» Action item
Search the listing for the string "starting" and copy every line that contains it.

» Data under study
________________
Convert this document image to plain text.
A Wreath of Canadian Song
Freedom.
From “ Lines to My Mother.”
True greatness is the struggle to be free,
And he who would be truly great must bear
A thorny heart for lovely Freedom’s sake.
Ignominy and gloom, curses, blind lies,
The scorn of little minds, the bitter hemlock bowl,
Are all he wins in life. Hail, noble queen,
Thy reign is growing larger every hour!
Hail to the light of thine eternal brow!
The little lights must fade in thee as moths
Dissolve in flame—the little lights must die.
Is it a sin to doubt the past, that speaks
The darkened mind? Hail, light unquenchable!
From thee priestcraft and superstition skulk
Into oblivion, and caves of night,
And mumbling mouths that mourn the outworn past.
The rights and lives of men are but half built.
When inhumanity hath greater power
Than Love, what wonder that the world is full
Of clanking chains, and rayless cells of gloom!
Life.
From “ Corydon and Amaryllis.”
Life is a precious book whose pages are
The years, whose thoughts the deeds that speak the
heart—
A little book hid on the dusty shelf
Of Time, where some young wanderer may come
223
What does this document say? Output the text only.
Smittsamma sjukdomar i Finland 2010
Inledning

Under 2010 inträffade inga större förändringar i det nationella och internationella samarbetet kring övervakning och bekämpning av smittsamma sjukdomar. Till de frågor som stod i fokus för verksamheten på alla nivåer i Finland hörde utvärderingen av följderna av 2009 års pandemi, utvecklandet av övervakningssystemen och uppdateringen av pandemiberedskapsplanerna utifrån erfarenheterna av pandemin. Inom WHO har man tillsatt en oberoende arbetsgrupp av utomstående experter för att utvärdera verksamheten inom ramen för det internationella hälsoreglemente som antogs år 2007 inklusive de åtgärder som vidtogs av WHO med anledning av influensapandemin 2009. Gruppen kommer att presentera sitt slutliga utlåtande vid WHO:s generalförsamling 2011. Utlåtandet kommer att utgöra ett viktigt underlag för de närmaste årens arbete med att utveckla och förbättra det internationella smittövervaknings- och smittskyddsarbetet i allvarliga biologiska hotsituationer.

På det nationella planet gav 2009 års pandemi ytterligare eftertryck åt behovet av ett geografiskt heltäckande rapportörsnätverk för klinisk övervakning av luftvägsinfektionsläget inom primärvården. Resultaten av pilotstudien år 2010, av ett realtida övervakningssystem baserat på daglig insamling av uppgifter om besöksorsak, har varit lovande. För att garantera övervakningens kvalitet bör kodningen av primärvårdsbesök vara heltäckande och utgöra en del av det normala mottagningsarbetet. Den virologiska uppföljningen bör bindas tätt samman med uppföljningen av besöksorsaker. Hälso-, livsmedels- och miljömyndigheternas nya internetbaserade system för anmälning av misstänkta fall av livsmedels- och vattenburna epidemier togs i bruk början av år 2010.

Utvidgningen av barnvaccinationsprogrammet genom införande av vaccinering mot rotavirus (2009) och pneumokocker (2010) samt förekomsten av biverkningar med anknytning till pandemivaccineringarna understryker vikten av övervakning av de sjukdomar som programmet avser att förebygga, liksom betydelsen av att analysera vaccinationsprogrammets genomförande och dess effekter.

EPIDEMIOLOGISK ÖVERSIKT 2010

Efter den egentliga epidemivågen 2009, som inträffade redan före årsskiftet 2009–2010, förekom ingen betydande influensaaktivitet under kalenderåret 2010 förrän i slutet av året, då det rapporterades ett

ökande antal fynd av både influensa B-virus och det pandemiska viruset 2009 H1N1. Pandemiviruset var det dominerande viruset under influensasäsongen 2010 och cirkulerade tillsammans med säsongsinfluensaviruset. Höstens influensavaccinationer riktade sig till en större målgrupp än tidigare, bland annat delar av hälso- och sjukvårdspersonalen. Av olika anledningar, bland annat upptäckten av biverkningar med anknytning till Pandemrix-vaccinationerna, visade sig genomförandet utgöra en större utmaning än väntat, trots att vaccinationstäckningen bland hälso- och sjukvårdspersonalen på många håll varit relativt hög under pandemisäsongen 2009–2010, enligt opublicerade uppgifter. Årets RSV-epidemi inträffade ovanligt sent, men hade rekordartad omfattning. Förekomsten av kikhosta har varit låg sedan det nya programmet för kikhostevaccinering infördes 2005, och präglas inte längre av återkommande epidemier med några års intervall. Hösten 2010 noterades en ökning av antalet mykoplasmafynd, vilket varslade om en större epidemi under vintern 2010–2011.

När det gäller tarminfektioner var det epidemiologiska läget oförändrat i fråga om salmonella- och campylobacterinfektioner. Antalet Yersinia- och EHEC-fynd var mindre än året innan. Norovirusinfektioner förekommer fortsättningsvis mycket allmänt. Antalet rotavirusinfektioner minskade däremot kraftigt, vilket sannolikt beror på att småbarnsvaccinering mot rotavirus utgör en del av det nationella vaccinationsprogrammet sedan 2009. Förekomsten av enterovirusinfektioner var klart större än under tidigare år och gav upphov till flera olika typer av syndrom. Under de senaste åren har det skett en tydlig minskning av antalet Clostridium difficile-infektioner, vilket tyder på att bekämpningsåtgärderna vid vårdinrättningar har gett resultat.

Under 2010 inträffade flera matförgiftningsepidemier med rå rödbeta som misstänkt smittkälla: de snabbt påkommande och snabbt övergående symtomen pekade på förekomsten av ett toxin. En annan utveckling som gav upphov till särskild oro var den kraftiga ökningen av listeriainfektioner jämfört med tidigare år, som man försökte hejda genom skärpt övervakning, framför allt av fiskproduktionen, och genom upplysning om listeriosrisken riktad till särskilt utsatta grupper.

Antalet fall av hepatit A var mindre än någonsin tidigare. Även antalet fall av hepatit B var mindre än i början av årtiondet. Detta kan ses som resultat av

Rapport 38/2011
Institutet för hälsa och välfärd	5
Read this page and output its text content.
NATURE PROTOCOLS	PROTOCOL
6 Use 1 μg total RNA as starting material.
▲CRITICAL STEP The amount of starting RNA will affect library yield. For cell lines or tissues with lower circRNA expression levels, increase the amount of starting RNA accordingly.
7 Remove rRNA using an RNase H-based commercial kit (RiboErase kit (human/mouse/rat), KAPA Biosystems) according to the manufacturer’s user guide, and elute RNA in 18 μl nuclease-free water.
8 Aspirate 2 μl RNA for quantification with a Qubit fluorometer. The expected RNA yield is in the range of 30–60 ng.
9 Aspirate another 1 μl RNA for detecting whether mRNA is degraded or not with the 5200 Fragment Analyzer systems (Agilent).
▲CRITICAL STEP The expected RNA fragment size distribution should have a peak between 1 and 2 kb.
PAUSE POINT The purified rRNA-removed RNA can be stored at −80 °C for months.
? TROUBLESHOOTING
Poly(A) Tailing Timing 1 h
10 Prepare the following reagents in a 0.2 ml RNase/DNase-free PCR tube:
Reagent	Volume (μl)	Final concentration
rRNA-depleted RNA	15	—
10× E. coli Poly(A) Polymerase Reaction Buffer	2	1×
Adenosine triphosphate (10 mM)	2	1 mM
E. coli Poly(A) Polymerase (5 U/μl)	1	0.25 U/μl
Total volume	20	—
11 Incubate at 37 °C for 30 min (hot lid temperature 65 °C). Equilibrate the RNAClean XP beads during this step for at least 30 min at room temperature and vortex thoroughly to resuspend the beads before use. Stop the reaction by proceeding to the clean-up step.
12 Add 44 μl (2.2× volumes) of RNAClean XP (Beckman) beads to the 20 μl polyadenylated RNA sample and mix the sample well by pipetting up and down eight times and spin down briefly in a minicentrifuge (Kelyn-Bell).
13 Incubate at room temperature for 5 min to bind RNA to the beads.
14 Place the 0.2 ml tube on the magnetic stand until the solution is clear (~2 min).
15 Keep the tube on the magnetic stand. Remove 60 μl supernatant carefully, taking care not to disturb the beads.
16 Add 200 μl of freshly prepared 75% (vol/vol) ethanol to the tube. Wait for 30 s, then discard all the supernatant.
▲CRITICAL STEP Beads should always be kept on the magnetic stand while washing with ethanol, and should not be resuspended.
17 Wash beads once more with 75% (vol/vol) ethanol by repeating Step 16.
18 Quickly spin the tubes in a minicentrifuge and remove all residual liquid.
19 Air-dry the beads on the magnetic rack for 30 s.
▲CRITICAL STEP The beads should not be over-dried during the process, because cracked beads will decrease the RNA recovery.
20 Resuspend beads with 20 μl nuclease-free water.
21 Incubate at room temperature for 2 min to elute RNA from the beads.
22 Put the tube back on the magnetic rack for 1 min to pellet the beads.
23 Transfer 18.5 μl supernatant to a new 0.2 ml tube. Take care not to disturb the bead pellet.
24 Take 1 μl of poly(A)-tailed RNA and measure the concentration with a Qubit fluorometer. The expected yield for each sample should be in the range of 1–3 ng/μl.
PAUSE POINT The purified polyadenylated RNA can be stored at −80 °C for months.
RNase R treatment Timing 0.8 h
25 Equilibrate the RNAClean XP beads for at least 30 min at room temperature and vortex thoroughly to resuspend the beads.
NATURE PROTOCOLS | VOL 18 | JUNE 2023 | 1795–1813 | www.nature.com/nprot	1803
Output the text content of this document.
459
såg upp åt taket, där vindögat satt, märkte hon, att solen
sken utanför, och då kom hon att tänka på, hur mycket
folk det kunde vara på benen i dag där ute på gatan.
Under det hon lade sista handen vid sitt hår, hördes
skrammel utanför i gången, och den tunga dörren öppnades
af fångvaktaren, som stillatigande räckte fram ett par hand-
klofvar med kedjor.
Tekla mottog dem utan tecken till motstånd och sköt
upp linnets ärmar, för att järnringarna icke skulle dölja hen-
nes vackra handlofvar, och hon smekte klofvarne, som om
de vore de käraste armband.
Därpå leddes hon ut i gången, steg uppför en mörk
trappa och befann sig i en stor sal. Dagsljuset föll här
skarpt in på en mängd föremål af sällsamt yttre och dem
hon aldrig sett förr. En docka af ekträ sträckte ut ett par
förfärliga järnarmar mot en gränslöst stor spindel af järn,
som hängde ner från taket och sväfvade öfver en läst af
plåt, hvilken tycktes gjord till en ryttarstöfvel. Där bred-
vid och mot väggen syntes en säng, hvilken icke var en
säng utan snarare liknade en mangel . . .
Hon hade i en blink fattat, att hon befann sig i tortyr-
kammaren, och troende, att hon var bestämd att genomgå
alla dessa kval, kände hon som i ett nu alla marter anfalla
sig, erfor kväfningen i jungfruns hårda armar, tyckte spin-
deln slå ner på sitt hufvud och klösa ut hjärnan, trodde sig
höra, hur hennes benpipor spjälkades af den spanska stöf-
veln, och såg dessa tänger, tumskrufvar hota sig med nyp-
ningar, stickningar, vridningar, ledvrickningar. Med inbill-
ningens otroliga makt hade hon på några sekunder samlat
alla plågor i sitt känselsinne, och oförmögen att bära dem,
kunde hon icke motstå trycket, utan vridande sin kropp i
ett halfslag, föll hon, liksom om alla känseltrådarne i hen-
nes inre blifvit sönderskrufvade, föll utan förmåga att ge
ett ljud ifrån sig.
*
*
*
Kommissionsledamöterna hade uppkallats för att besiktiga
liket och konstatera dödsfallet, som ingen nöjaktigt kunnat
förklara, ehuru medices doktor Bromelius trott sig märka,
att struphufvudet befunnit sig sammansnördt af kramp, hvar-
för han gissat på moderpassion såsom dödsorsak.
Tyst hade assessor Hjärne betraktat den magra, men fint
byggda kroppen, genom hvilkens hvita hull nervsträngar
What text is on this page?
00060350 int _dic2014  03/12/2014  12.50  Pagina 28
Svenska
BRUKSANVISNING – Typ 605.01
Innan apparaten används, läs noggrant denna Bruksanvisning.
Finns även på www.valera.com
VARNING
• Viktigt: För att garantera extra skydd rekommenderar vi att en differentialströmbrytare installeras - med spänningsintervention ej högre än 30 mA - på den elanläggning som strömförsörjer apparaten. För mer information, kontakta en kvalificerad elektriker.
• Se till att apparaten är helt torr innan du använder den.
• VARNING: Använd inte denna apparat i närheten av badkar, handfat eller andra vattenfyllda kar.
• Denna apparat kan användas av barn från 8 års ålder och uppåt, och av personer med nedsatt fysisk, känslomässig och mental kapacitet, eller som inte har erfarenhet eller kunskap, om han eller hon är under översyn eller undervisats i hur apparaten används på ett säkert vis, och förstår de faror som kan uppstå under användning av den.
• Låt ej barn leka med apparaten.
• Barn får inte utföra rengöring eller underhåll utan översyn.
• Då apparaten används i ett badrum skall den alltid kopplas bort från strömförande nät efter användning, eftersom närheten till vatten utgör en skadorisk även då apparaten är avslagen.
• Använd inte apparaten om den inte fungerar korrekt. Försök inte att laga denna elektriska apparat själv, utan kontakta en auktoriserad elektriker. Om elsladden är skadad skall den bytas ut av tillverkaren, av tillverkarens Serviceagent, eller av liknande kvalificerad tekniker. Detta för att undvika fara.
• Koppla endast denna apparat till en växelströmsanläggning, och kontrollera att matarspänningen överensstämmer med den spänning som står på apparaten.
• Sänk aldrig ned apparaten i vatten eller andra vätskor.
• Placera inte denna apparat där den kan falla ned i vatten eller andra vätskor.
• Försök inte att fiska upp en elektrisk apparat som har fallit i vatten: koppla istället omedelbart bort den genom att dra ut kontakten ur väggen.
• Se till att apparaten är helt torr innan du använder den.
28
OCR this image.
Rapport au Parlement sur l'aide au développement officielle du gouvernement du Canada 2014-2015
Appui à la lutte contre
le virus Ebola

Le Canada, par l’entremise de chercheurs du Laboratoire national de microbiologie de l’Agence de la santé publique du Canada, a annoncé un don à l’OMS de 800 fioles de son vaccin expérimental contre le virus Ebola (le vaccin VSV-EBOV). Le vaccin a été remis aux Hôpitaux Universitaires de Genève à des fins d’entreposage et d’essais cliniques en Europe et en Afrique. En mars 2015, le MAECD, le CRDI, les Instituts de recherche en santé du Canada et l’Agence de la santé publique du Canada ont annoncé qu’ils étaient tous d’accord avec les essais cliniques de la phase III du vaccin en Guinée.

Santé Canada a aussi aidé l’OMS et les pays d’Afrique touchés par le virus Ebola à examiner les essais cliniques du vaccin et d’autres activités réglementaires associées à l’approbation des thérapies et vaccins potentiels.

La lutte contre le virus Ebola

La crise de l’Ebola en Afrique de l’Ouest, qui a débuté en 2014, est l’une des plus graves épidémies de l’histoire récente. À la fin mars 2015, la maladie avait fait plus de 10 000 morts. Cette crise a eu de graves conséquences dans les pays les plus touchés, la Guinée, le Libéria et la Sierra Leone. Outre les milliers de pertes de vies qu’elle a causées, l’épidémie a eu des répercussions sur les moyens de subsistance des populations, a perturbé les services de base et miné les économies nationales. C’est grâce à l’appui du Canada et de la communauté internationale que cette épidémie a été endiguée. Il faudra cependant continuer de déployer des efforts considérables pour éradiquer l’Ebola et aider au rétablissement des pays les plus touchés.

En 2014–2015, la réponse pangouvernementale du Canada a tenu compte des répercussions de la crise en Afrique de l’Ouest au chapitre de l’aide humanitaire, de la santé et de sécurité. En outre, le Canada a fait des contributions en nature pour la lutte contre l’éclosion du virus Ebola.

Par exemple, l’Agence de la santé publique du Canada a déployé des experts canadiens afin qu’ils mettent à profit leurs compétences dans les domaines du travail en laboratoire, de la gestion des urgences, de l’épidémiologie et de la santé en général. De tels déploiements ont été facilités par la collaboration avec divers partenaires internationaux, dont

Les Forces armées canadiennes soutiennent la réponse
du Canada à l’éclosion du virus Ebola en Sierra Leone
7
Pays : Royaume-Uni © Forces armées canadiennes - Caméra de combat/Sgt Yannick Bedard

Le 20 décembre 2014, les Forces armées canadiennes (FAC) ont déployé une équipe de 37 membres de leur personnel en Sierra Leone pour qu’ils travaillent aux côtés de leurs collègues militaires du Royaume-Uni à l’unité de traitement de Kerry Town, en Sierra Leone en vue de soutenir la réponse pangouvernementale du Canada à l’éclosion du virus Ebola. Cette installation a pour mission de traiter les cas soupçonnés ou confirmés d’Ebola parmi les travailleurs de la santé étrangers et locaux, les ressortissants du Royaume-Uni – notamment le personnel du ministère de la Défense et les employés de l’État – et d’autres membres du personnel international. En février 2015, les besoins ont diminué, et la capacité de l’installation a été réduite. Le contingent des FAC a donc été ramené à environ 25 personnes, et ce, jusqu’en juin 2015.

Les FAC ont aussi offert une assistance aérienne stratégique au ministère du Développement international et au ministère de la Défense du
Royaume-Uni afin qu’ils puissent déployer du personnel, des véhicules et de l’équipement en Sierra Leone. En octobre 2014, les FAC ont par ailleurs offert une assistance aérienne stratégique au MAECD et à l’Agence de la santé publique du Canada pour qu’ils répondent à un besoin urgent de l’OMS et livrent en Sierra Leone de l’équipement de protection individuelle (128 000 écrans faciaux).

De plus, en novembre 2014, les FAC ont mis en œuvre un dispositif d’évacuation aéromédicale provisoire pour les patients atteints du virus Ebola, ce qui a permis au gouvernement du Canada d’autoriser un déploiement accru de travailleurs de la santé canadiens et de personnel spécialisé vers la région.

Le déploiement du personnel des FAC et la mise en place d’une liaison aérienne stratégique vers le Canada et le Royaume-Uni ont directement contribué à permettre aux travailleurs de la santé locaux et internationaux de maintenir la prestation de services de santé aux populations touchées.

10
________________
» Task answer
6 Use 1 μg total RNA as starting material.
▲CRITICAL STEP The amount of starting RNA will affect library yield. For cell lines or tissues with lower circRNA expression levels, increase the amount of starting RNA accordingly.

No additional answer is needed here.